WHAT IS REQUIRED:
Identify all lines below that hold "fejlesztésének" and collect them.

Collected data:
^^^^^^^^^^^^^^^^

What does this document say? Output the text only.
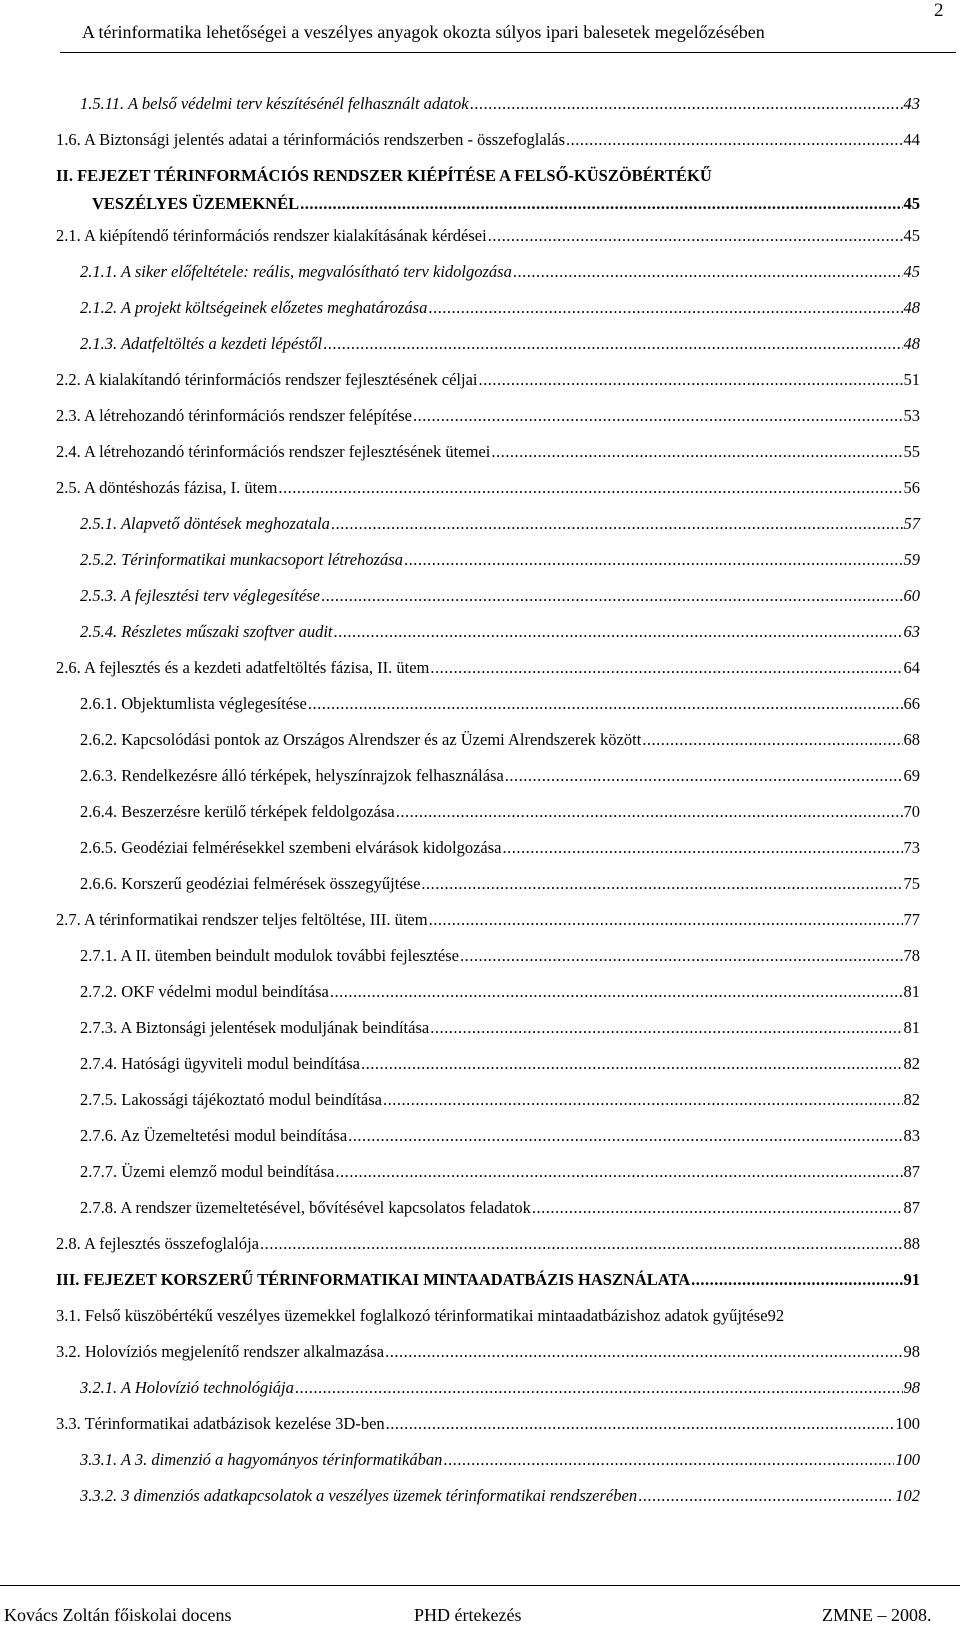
A térinformatika lehetőségei a veszélyes anyagok okozta súlyos ipari balesetek megelőzésében
2
1.5.11. A belső védelmi terv készítésénél felhasznált adatok .....	43
1.6. A Biztonsági jelentés adatai a térinformációs rendszerben - összefoglalás .....	44
II. FEJEZET TÉRINFORMÁCIÓS RENDSZER KIÉPÍTÉSE A FELSŐ-KÜSZÖBÉRTÉKŰ
VESZÉLYES ÜZEMEKNÉL .....	45
2.1. A kiépítendő térinformációs rendszer kialakításának kérdései .....	45
2.1.1. A siker előfeltétele: reális, megvalósítható terv kidolgozása .....	45
2.1.2. A projekt költségeinek előzetes meghatározása .....	48
2.1.3. Adatfeltöltés a kezdeti lépéstől .....	48
2.2. A kialakítandó térinformációs rendszer fejlesztésének céljai .....	51
2.3. A létrehozandó térinformációs rendszer felépítése .....	53
2.4. A létrehozandó térinformációs rendszer fejlesztésének ütemei .....	55
2.5. A döntéshozás fázisa, I. ütem .....	56
2.5.1. Alapvető döntések meghozatala .....	57
2.5.2. Térinformatikai munkacsoport létrehozása .....	59
2.5.3. A fejlesztési terv véglegesítése .....	60
2.5.4. Részletes műszaki szoftver audit .....	63
2.6. A fejlesztés és a kezdeti adatfeltöltés fázisa, II. ütem .....	64
2.6.1. Objektumlista véglegesítése .....	66
2.6.2. Kapcsolódási pontok az Országos Alrendszer és az Üzemi Alrendszerek között .....	68
2.6.3. Rendelkezésre álló térképek, helyszínrajzok felhasználása .....	69
2.6.4. Beszerzésre kerülő térképek feldolgozása .....	70
2.6.5. Geodéziai felmérésekkel szembeni elvárások kidolgozása .....	73
2.6.6. Korszerű geodéziai felmérések összegyűjtése .....	75
2.7. A térinformatikai rendszer teljes feltöltése, III. ütem .....	77
2.7.1. A II. ütemben beindult modulok további fejlesztése .....	78
2.7.2. OKF védelmi modul beindítása .....	81
2.7.3. A Biztonsági jelentések moduljának beindítása .....	81
2.7.4. Hatósági ügyviteli modul beindítása .....	82
2.7.5. Lakossági tájékoztató modul beindítása .....	82
2.7.6. Az Üzemeltetési modul beindítása .....	83
2.7.7. Üzemi elemző modul beindítása .....	87
2.7.8. A rendszer üzemeltetésével, bővítésével kapcsolatos feladatok .....	87
2.8. A fejlesztés összefoglalója .....	88
III. FEJEZET KORSZERŰ TÉRINFORMATIKAI MINTAADATBÁZIS HASZNÁLATA .....	91
3.1. Felső küszöbértékű veszélyes üzemekkel foglalkozó térinformatikai mintaadatbázishoz adatok gyűjtése 92
3.2. Holovíziós megjelenítő rendszer alkalmazása .....	98
3.2.1. A Holovízió technológiája .....	98
3.3. Térinformatikai adatbázisok kezelése 3D-ben .....	100
3.3.1. A 3. dimenzió a hagyományos térinformatikában .....	100
3.3.2. 3 dimenziós adatkapcsolatok a veszélyes üzemek térinformatikai rendszerében .....	102
Kovács Zoltán főiskolai docens	PHD értekezés	ZMNE – 2008.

^^^^^^^^^^^^^^^^

OUTPUT OF THE EXERCISE:
2.2. A kialakítandó térinformációs rendszer fejlesztésének céljai .....	51
2.4. A létrehozandó térinformációs rendszer fejlesztésének ütemei .....	55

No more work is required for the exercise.